PROVIDED MATERIAL:

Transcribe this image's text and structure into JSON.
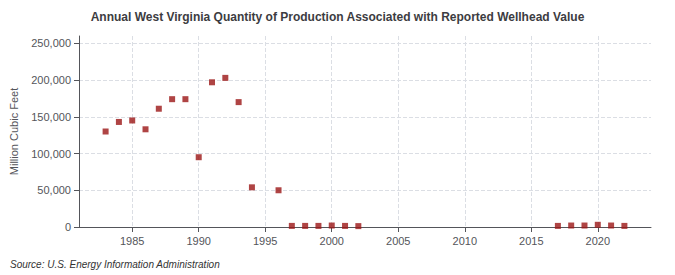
{
  "chart_data": {
    "type": "scatter",
    "title": "Annual West Virginia Quantity of Production Associated with Reported Wellhead Value",
    "ylabel": "Million Cubic Feet",
    "annotation": "Source: U.S. Energy Information Administration",
    "x": [
      1983,
      1984,
      1985,
      1986,
      1987,
      1988,
      1989,
      1990,
      1991,
      1992,
      1993,
      1994,
      1996,
      1997,
      1998,
      1999,
      2000,
      2001,
      2002,
      2017,
      2018,
      2019,
      2020,
      2021,
      2022
    ],
    "values": [
      130000,
      143000,
      145000,
      133000,
      161000,
      174000,
      174000,
      95000,
      197000,
      203000,
      170000,
      54000,
      50000,
      1500,
      1500,
      1500,
      2000,
      1500,
      1200,
      1500,
      2000,
      2000,
      3000,
      2000,
      1500
    ],
    "color": "#9b1515",
    "marker": "square",
    "xlim": [
      1981,
      2024
    ],
    "xticks": [
      1985,
      1990,
      1995,
      2000,
      2005,
      2010,
      2015,
      2020
    ],
    "ylim": [
      0,
      260000
    ],
    "yticks": [
      0,
      {
        "value": 50000,
        "label": "50,000"
      },
      {
        "value": 100000,
        "label": "100,000"
      },
      {
        "value": 150000,
        "label": "150,000"
      },
      {
        "value": 200000,
        "label": "200,000"
      },
      {
        "value": 250000,
        "label": "250,000"
      }
    ],
    "grid": true
  }
}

WHAT THE TASK REQUIRES:
Make an exact copy of all entries above, dropping the images.

RESULT BELOW:
Transcribe this image's text and structure into JSON.
{
  "chart_data": {
    "type": "scatter",
    "title": "Annual West Virginia Quantity of Production Associated with Reported Wellhead Value",
    "ylabel": "Million Cubic Feet",
    "annotation": "Source: U.S. Energy Information Administration",
    "x": [
      1983,
      1984,
      1985,
      1986,
      1987,
      1988,
      1989,
      1990,
      1991,
      1992,
      1993,
      1994,
      1996,
      1997,
      1998,
      1999,
      2000,
      2001,
      2002,
      2017,
      2018,
      2019,
      2020,
      2021,
      2022
    ],
    "values": [
      130000,
      143000,
      145000,
      133000,
      161000,
      174000,
      174000,
      95000,
      197000,
      203000,
      170000,
      54000,
      50000,
      1500,
      1500,
      1500,
      2000,
      1500,
      1200,
      1500,
      2000,
      2000,
      3000,
      2000,
      1500
    ],
    "color": "#9b1515",
    "marker": "square",
    "xlim": [
      1981,
      2024
    ],
    "xticks": [
      1985,
      1990,
      1995,
      2000,
      2005,
      2010,
      2015,
      2020
    ],
    "ylim": [
      0,
      260000
    ],
    "yticks": [
      0,
      {
        "value": 50000,
        "label": "50,000"
      },
      {
        "value": 100000,
        "label": "100,000"
      },
      {
        "value": 150000,
        "label": "150,000"
      },
      {
        "value": 200000,
        "label": "200,000"
      },
      {
        "value": 250000,
        "label": "250,000"
      }
    ],
    "grid": true
  }
}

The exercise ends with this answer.